[Exercise instructions]
Each line that includes the string "USDC" counts once; give the total and nothing else.

[Dataset extract]
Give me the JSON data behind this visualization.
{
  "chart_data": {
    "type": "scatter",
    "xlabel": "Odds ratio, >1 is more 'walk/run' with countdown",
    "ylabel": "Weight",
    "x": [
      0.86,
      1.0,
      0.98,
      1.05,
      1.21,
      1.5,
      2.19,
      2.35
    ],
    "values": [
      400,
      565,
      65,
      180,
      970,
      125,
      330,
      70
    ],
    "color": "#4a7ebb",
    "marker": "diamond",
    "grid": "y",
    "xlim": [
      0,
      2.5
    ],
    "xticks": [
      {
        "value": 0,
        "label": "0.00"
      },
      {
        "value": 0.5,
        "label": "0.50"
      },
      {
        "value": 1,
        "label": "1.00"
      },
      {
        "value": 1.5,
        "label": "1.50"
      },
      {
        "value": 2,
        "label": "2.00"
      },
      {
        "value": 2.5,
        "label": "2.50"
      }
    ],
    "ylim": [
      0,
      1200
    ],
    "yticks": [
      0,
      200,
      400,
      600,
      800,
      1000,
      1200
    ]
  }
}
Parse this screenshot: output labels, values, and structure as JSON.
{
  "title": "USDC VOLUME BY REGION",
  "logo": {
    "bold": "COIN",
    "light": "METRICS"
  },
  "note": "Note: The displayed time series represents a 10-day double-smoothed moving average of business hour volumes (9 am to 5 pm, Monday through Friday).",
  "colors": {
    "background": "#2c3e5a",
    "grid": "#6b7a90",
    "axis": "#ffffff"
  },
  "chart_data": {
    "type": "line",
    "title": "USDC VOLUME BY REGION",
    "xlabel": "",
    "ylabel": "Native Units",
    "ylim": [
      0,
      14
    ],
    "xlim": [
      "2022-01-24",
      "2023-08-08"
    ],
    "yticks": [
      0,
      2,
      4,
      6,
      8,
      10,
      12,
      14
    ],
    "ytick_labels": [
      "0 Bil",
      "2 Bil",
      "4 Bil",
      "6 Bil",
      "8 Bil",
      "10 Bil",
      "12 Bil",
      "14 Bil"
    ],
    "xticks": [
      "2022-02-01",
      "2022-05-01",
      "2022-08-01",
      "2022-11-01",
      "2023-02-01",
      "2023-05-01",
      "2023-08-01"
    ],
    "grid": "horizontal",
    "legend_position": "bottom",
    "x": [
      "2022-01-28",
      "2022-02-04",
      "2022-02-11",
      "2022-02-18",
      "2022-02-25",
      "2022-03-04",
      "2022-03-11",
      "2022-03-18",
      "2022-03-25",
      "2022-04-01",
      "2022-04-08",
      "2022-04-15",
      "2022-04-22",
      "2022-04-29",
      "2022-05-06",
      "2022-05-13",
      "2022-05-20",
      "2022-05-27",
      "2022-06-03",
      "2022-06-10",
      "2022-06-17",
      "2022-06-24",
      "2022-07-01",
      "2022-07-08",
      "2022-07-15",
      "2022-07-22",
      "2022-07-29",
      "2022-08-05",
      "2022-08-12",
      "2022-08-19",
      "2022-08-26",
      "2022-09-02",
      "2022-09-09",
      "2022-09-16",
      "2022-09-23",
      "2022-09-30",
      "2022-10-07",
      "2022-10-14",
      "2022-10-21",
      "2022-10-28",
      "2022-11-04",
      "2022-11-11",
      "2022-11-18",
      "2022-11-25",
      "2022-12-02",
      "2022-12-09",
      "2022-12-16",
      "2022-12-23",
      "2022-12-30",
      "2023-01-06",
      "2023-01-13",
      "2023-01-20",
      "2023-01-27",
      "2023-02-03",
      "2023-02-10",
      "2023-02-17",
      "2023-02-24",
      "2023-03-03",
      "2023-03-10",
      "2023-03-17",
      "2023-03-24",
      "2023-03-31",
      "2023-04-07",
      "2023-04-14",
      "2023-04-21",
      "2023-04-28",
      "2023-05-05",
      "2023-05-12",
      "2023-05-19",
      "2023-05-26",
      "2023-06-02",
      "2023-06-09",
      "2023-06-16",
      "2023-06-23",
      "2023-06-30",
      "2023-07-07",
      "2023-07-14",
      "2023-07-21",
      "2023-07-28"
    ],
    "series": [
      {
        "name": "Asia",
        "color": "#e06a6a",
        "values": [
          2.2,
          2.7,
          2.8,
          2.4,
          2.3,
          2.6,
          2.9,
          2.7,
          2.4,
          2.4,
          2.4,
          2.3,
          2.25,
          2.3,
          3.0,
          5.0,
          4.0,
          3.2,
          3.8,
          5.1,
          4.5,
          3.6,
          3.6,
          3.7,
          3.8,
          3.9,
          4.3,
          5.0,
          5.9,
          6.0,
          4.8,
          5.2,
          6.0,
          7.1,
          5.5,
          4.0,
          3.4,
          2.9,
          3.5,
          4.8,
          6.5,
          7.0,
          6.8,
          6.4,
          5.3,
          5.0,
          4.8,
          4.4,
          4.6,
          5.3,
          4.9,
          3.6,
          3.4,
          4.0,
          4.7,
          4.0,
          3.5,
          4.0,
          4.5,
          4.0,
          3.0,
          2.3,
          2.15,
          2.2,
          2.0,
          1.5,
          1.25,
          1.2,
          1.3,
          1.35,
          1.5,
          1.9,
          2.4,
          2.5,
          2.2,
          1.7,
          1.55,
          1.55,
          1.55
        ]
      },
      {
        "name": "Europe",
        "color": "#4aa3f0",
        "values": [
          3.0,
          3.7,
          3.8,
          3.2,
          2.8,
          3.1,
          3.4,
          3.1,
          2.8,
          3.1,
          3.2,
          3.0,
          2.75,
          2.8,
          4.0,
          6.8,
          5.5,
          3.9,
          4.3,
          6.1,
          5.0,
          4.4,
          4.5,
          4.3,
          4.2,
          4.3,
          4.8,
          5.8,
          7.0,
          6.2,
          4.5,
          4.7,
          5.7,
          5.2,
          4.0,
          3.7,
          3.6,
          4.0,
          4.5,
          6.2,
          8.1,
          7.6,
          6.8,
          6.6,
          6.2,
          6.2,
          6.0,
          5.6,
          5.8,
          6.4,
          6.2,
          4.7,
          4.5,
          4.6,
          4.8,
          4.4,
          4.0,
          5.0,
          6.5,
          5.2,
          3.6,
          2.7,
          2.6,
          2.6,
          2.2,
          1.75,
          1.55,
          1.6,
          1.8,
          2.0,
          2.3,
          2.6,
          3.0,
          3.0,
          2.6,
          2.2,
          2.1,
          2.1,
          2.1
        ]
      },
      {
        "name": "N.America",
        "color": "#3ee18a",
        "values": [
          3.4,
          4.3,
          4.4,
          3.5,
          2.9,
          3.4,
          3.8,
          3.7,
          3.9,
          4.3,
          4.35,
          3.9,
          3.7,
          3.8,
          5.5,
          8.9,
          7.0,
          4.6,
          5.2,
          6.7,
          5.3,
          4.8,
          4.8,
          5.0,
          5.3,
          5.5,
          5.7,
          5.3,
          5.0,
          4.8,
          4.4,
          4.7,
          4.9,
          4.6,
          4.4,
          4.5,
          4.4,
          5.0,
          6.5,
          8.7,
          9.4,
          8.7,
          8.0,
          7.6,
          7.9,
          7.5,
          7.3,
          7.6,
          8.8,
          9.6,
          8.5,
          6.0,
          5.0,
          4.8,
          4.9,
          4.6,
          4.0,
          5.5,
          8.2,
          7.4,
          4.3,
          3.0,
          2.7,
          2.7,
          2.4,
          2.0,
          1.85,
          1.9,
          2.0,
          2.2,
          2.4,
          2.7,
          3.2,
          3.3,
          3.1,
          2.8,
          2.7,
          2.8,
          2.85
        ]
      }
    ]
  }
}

[Solution to this exercise]
2